## What this task involves
Quote, without change, all of the lines that follow.

## Data for the task
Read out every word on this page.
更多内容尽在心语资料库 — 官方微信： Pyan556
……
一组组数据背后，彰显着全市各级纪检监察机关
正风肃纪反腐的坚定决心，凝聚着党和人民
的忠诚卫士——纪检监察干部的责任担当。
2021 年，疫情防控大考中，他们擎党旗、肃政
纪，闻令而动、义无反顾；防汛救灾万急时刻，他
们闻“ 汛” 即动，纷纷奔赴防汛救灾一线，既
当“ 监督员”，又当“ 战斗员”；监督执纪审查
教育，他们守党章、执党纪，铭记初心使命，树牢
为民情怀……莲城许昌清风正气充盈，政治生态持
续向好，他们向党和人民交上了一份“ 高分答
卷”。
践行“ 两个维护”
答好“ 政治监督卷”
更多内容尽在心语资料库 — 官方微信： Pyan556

## Result of this exercise
Read out every word on this page.
更多内容尽在心语资料库 — 官方微信： Pyan556
……
一组组数据背后，彰显着全市各级纪检监察机关
正风肃纪反腐的坚定决心，凝聚着党和人民
的忠诚卫士——纪检监察干部的责任担当。
2021 年，疫情防控大考中，他们擎党旗、肃政
纪，闻令而动、义无反顾；防汛救灾万急时刻，他
们闻“ 汛” 即动，纷纷奔赴防汛救灾一线，既
当“ 监督员”，又当“ 战斗员”；监督执纪审查
教育，他们守党章、执党纪，铭记初心使命，树牢
为民情怀……莲城许昌清风正气充盈，政治生态持
续向好，他们向党和人民交上了一份“ 高分答
卷”。
践行“ 两个维护”
答好“ 政治监督卷”
更多内容尽在心语资料库 — 官方微信： Pyan556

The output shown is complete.